21

I'm using python on Spark and would like to get a csv into a dataframe.

The documentation for Spark SQL strangely does not provide explanations for CSV as a source.

I have found Spark-CSV, however I have issues with two parts of the documentation:

  • "This package can be added to Spark using the --jars command line option. For example, to include it when starting the spark shell: $ bin/spark-shell --packages com.databricks:spark-csv_2.10:1.0.3" Do I really need to add this argument everytime I launch pyspark or spark-submit? It seems very inelegant. Isn't there a way to import it in python rather than redownloading it each time?

  • df = sqlContext.load(source="com.databricks.spark.csv", header="true", path = "cars.csv") Even if I do the above, this won't work. What does the "source" argument stand for in this line of code? How do I simply load a local file on linux, say "/Spark_Hadoop/spark-1.3.1-bin-cdh4/cars.csv"?

- [Dataset]

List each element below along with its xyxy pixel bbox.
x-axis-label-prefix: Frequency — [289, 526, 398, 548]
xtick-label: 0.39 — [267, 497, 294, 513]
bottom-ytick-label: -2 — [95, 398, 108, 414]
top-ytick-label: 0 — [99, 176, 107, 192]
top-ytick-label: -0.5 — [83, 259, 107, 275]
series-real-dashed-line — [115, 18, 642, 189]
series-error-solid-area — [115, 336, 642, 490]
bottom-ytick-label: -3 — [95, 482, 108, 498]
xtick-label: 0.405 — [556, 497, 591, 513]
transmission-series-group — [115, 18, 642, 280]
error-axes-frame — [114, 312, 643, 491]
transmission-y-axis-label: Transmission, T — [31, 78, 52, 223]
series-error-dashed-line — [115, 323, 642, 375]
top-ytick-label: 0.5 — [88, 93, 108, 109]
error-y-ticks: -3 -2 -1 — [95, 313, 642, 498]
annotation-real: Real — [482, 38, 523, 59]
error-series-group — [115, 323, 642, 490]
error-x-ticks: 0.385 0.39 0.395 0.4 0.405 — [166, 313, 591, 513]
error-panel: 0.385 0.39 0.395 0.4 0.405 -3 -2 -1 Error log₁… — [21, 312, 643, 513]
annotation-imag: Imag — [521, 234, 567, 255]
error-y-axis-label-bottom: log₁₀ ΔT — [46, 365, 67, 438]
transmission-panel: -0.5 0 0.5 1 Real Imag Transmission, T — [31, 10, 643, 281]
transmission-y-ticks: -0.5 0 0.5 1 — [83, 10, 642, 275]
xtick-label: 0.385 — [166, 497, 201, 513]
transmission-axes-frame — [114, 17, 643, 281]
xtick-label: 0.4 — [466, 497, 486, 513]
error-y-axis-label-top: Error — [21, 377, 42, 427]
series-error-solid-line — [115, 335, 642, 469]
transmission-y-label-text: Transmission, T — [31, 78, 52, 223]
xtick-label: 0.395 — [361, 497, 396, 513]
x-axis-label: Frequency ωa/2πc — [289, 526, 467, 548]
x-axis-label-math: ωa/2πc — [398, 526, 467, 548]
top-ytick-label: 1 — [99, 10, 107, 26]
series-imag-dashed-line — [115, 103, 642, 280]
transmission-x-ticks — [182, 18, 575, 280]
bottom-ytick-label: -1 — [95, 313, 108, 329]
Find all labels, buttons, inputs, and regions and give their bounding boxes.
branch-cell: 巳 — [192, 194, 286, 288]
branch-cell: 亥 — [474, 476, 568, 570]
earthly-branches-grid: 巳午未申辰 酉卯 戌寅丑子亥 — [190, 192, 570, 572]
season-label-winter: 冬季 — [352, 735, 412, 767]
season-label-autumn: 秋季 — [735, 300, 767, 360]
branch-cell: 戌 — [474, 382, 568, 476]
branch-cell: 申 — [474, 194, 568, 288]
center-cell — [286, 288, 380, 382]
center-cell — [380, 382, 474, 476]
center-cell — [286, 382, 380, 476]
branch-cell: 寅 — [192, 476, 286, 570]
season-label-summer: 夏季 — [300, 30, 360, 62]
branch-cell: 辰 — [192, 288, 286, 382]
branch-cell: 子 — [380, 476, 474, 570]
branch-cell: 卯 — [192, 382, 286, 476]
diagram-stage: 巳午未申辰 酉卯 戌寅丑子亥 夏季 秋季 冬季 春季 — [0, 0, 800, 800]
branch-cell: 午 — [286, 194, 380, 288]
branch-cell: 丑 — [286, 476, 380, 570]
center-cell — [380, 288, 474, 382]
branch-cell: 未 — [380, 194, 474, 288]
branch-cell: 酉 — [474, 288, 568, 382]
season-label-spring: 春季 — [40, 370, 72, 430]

- [Exercise objective]
Please return the forum post above about loading a CSV file into a Spark dataframe, complete and word for word.

- [The reply]
21

I'm using python on Spark and would like to get a csv into a dataframe.

The documentation for Spark SQL strangely does not provide explanations for CSV as a source.

I have found Spark-CSV, however I have issues with two parts of the documentation:

  • "This package can be added to Spark using the --jars command line option. For example, to include it when starting the spark shell: $ bin/spark-shell --packages com.databricks:spark-csv_2.10:1.0.3" Do I really need to add this argument everytime I launch pyspark or spark-submit? It seems very inelegant. Isn't there a way to import it in python rather than redownloading it each time?

  • df = sqlContext.load(source="com.databricks.spark.csv", header="true", path = "cars.csv") Even if I do the above, this won't work. What does the "source" argument stand for in this line of code? How do I simply load a local file on linux, say "/Spark_Hadoop/spark-1.3.1-bin-cdh4/cars.csv"?